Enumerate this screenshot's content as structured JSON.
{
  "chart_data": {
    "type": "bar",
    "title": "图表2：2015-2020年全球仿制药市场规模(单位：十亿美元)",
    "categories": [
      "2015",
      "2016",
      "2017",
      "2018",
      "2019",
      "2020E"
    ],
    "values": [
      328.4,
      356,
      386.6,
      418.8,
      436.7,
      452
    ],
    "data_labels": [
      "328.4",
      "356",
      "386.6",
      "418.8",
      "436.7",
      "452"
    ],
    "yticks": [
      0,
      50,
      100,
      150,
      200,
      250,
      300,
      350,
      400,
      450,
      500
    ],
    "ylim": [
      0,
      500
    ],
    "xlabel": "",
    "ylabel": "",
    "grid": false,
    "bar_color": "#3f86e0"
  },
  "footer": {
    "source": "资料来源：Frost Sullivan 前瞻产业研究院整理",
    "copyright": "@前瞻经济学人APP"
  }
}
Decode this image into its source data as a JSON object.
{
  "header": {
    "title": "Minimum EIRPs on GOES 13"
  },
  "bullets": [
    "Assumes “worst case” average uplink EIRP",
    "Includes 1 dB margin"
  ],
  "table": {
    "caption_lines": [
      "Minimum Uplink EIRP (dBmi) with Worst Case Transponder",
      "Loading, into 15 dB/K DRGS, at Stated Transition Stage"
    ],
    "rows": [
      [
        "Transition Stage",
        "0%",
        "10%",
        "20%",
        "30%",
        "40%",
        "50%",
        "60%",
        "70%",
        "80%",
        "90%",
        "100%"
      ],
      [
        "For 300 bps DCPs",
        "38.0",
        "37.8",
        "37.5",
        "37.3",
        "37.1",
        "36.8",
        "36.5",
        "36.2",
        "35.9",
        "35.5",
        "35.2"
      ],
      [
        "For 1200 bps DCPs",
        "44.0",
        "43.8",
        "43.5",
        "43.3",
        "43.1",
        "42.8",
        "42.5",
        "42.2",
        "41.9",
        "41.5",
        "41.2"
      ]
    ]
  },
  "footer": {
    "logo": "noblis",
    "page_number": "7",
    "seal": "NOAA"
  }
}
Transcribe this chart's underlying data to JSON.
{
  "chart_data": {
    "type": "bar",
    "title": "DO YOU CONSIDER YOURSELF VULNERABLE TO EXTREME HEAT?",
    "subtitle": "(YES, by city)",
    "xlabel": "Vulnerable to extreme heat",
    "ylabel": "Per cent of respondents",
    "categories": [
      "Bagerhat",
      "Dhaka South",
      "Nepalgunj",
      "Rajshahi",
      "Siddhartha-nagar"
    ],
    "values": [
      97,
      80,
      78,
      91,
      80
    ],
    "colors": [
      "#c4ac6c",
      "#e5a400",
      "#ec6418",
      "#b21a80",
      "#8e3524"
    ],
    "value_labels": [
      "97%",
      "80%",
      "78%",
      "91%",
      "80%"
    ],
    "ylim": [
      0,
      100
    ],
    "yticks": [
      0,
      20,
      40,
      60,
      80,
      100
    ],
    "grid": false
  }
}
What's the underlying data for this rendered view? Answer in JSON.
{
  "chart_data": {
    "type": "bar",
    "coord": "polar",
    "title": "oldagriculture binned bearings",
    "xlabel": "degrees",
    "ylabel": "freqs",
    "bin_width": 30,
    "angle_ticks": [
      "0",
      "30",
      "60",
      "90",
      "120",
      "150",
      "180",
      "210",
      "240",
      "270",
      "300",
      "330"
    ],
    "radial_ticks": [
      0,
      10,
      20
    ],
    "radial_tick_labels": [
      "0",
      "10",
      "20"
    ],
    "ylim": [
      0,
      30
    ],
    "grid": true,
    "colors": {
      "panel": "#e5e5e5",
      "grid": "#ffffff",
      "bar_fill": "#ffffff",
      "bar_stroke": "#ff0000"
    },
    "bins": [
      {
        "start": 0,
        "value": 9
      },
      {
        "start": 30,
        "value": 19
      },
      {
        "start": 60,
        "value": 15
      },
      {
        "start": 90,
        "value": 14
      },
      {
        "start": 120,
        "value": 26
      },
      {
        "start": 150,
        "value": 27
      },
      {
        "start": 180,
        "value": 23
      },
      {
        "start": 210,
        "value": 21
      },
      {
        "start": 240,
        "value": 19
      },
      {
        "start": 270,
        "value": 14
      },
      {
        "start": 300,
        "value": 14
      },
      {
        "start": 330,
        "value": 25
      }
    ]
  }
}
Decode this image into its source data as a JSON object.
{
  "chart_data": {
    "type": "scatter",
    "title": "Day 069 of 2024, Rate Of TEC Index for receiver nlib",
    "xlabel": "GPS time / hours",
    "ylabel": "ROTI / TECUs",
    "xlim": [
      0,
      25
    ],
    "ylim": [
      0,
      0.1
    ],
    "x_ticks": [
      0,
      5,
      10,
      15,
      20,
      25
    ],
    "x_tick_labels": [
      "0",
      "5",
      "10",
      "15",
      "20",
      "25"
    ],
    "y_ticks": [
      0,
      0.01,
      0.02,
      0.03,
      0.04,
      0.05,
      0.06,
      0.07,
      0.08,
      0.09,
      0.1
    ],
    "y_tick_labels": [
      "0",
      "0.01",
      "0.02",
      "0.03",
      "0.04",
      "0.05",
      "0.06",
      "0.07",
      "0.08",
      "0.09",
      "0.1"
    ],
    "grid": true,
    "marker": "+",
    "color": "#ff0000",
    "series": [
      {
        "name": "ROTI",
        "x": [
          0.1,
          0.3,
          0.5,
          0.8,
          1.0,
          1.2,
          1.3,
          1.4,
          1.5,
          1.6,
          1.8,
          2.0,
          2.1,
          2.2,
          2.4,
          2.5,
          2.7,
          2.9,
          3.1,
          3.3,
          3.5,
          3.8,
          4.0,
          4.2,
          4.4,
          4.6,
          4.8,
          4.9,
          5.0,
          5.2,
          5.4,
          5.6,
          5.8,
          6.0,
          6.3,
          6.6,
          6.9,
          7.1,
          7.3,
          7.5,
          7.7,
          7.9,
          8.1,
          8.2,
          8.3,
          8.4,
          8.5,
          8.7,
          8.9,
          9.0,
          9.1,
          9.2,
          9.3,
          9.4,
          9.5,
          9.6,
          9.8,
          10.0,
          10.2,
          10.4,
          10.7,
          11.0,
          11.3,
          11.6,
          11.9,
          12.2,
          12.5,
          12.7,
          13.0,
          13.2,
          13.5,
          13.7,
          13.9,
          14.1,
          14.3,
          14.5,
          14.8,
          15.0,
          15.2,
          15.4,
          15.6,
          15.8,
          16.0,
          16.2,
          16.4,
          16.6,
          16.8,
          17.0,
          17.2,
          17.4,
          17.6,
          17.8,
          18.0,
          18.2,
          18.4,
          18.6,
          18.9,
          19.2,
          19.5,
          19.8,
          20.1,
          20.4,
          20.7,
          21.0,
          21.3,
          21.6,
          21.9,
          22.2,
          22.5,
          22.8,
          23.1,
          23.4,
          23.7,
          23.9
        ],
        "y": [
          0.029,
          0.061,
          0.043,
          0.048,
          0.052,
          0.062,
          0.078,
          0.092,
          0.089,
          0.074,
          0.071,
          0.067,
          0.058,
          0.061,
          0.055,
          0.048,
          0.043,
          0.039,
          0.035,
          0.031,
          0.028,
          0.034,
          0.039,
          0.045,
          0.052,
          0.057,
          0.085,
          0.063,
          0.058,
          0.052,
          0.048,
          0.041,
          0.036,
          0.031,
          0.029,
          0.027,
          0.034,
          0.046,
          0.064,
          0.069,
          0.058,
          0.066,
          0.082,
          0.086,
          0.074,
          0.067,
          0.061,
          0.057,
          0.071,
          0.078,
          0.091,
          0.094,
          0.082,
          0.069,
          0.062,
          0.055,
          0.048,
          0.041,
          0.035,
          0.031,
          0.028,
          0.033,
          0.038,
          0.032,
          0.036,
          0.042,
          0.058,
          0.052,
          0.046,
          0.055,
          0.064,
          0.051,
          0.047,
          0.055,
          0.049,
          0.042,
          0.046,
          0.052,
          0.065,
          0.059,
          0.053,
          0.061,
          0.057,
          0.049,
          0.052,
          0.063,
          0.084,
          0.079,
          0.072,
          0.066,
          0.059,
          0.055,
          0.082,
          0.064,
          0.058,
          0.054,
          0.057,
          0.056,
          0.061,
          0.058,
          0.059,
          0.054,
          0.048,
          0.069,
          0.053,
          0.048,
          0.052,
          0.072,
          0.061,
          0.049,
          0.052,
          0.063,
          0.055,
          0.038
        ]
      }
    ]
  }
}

GIVEN REQUEST: Gather all lines with the string "xlabel" from the data.

EXERCISE OUTPUT:
    "xlabel": "",
    "xlabel": "Vulnerable to extreme heat",
    "xlabel": "degrees",
    "xlabel": "GPS time / hours",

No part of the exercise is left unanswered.